GIVEN PROBLEM ->
Scan the entries below and extract each line with the word "MAGs" in it.
□ □ □ □ □ □ □
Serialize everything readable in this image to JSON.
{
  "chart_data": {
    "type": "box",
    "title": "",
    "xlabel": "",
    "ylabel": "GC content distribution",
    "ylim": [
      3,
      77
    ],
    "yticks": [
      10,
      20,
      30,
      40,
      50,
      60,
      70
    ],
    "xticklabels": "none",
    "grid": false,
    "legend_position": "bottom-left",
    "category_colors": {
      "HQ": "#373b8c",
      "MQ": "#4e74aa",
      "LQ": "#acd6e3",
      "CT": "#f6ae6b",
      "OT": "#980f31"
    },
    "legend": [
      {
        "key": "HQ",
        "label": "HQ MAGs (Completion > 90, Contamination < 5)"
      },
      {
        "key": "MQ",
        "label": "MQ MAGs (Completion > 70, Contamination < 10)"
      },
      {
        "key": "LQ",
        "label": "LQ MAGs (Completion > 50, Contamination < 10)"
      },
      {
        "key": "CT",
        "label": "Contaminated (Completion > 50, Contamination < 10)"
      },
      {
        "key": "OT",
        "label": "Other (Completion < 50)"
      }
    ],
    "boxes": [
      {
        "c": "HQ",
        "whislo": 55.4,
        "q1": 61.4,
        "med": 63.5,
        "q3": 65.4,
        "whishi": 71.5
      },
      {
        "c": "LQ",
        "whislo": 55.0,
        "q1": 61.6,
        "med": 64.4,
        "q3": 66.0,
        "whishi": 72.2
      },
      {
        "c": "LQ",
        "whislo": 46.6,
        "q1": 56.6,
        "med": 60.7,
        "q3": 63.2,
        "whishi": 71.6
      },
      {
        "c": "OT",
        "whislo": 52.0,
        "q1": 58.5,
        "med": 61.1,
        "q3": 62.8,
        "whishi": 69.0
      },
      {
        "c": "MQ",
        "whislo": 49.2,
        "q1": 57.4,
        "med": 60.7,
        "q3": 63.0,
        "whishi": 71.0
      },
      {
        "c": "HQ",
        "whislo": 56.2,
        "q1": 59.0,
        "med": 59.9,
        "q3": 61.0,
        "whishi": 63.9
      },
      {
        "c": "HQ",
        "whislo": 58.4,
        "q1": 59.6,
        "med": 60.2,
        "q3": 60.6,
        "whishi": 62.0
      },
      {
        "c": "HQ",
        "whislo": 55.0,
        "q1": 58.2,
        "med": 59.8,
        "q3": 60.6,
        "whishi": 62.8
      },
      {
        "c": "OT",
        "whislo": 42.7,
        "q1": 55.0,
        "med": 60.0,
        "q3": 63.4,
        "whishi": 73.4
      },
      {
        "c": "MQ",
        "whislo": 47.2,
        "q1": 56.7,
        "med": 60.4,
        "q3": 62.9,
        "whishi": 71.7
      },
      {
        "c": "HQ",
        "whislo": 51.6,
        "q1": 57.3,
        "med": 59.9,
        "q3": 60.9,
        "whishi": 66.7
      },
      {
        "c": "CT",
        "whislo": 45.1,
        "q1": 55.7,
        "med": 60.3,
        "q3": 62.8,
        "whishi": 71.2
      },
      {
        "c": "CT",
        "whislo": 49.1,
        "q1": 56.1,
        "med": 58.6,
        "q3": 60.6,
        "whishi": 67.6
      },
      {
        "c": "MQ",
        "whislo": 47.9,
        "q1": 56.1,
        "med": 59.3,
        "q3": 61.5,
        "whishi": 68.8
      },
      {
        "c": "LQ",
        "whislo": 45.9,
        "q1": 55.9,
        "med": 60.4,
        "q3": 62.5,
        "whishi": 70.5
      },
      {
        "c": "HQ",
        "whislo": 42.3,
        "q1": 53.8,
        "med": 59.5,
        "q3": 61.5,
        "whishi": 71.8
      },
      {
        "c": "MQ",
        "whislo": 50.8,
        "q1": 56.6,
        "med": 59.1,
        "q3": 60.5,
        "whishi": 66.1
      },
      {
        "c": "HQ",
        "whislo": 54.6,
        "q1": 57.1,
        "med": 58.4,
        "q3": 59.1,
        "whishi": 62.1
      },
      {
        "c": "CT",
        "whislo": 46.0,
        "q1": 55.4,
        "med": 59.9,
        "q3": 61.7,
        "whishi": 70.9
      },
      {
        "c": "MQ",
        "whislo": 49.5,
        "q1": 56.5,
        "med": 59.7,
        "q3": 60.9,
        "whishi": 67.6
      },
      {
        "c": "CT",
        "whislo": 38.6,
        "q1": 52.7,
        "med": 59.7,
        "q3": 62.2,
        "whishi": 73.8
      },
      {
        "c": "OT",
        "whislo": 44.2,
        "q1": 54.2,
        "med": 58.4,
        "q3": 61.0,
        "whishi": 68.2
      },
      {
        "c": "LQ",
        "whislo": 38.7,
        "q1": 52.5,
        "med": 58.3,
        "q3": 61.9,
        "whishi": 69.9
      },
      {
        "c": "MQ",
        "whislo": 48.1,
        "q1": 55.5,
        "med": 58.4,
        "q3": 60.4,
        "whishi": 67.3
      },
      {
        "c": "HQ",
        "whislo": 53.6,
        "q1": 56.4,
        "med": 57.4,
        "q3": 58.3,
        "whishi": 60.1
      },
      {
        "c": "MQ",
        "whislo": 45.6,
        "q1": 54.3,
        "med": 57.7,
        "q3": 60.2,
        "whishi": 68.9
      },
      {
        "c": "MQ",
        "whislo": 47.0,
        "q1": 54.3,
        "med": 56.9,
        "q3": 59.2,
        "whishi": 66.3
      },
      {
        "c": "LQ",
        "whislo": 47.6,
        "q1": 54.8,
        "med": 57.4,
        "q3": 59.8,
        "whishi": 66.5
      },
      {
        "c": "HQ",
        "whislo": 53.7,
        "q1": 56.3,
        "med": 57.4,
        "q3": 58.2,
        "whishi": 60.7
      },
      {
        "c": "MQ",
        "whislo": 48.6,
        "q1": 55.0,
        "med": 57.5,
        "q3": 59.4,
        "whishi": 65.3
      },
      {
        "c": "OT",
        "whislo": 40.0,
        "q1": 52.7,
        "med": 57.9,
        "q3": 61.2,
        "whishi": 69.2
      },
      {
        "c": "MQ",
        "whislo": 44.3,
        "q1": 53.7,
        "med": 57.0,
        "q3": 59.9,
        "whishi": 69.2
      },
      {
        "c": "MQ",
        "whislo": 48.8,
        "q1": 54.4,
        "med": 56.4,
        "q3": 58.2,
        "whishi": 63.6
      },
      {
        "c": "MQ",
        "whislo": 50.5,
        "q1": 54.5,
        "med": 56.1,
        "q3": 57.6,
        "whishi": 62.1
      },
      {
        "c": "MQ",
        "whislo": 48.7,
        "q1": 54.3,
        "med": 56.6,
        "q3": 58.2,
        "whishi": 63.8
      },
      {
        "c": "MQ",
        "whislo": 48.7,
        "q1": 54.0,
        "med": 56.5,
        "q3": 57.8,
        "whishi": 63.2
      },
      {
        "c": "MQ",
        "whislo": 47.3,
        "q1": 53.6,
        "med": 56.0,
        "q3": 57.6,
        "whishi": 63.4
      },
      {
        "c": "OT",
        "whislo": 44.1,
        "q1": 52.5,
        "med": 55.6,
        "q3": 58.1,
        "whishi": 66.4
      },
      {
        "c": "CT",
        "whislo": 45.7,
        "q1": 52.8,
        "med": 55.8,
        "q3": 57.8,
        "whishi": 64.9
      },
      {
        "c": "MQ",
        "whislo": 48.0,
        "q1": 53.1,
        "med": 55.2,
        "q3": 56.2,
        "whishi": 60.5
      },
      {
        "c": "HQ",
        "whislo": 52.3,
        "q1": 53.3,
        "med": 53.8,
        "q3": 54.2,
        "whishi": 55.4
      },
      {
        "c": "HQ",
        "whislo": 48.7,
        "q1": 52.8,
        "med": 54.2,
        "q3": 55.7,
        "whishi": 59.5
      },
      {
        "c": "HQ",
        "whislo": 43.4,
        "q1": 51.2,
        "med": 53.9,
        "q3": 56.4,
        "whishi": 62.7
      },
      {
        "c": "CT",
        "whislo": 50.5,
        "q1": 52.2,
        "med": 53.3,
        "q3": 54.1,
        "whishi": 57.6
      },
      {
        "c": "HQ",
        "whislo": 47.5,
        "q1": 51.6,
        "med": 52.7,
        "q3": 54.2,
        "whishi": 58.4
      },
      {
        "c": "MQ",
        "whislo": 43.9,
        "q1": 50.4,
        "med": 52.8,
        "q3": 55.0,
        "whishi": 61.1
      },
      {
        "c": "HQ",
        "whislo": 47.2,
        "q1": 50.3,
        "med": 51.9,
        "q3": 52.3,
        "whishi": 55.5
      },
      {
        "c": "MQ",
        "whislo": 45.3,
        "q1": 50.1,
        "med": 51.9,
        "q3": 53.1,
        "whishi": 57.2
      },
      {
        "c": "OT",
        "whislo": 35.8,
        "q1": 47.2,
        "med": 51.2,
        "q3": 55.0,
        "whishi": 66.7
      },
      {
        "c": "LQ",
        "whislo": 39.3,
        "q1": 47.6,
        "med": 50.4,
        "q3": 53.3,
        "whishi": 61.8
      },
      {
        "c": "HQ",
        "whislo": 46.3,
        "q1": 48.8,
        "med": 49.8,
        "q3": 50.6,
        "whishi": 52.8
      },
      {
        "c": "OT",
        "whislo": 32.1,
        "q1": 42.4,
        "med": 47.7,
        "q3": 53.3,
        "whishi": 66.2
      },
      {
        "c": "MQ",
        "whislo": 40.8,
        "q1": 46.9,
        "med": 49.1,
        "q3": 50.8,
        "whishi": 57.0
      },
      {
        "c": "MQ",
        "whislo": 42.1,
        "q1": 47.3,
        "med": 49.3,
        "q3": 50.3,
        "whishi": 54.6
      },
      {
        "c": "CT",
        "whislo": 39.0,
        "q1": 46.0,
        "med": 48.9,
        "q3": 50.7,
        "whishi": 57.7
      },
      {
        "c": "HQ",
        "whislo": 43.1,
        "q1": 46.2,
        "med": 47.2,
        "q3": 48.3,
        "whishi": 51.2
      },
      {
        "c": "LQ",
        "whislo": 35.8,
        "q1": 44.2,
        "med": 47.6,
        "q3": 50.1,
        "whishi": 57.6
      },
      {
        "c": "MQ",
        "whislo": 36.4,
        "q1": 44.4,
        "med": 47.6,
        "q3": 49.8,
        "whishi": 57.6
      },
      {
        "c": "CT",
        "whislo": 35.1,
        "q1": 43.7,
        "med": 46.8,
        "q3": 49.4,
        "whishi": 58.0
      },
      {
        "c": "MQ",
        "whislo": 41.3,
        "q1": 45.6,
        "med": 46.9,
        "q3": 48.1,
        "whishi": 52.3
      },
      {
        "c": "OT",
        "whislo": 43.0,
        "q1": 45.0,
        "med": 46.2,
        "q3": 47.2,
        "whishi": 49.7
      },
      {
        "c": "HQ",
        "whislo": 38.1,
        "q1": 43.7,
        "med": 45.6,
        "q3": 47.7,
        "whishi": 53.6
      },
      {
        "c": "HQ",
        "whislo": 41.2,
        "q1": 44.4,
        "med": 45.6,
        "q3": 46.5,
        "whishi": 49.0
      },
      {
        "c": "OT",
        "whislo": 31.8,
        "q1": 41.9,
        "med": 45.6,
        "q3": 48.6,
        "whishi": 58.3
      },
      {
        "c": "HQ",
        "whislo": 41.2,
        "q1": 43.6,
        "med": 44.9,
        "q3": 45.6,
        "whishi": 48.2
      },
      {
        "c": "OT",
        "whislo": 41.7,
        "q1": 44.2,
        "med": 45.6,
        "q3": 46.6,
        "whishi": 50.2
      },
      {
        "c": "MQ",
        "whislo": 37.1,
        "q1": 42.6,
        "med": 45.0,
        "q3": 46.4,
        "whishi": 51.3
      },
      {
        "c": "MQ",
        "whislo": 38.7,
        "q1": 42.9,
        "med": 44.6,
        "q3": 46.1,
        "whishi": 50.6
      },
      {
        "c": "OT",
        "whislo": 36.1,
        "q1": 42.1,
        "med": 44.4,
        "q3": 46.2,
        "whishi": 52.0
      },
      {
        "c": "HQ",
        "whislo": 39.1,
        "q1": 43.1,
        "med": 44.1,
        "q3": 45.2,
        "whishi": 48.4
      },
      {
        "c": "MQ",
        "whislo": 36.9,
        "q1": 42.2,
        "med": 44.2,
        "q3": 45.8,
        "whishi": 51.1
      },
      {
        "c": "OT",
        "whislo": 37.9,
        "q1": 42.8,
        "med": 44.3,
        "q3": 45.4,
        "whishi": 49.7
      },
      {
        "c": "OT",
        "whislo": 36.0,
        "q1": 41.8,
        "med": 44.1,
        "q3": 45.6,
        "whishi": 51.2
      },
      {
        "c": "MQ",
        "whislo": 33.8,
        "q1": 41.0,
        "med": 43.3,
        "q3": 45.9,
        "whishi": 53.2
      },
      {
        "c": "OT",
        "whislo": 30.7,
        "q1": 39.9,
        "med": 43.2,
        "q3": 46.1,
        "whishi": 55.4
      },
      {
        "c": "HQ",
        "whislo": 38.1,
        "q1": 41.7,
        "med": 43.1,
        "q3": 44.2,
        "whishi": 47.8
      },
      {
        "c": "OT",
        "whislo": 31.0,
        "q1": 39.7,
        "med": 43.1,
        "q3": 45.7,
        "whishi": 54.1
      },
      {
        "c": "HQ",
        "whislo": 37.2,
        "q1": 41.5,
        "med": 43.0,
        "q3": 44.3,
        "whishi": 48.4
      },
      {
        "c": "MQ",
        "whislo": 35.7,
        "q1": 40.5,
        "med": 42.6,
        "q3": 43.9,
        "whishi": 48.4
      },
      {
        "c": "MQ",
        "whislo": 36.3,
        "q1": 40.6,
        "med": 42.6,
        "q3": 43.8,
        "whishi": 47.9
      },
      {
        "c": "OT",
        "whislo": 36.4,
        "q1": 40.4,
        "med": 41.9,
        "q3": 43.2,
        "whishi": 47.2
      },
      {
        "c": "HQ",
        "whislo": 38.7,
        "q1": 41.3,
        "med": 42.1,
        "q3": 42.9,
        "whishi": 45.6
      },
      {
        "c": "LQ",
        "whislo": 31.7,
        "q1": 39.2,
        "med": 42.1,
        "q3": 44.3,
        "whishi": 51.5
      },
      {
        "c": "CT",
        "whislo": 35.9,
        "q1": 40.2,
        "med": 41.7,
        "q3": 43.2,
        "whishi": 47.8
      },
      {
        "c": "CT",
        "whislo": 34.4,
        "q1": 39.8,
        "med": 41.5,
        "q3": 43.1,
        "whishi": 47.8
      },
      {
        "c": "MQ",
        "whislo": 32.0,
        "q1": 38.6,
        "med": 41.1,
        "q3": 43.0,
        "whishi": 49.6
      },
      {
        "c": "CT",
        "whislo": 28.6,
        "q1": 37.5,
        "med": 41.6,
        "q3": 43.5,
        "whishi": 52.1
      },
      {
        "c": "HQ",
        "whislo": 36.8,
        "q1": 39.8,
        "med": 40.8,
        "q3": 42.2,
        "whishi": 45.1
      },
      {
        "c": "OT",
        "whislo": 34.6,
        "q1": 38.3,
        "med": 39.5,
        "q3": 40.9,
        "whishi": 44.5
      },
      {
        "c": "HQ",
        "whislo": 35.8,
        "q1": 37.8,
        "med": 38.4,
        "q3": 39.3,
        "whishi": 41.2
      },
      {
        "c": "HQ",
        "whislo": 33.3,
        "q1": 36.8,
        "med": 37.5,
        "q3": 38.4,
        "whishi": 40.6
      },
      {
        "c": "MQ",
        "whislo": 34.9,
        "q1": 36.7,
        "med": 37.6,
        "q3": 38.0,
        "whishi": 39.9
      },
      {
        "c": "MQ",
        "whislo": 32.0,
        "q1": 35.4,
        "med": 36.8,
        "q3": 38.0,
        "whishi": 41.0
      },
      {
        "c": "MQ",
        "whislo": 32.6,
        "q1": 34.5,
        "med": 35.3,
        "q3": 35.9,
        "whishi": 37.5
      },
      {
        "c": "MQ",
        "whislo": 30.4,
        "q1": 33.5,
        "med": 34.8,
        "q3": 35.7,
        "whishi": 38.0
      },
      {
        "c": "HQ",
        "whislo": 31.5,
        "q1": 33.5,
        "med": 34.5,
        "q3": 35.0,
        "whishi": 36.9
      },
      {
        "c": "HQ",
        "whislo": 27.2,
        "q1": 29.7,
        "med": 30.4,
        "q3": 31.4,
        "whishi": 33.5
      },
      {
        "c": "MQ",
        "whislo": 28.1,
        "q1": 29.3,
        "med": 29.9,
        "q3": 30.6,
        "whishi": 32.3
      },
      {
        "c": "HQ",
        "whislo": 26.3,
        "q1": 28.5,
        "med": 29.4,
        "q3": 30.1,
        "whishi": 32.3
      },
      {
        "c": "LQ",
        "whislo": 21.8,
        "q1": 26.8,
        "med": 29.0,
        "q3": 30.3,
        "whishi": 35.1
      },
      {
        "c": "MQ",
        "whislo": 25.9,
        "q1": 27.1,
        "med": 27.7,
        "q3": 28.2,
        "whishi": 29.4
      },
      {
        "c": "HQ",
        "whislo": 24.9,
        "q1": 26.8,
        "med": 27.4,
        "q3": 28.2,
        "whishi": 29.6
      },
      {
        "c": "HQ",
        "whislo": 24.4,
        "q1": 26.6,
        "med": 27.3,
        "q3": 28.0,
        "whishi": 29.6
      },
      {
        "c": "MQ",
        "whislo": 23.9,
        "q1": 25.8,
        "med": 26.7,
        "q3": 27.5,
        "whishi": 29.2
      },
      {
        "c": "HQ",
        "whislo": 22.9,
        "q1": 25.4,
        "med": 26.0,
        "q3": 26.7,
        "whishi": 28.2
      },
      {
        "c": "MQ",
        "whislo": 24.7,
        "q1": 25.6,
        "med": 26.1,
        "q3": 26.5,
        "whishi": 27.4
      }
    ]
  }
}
□ □ □ □ □ □ □
SOLUTION BELOW ->
        "label": "HQ MAGs (Completion > 90, Contamination < 5)"
        "label": "MQ MAGs (Completion > 70, Contamination < 10)"
        "label": "LQ MAGs (Completion > 50, Contamination < 10)"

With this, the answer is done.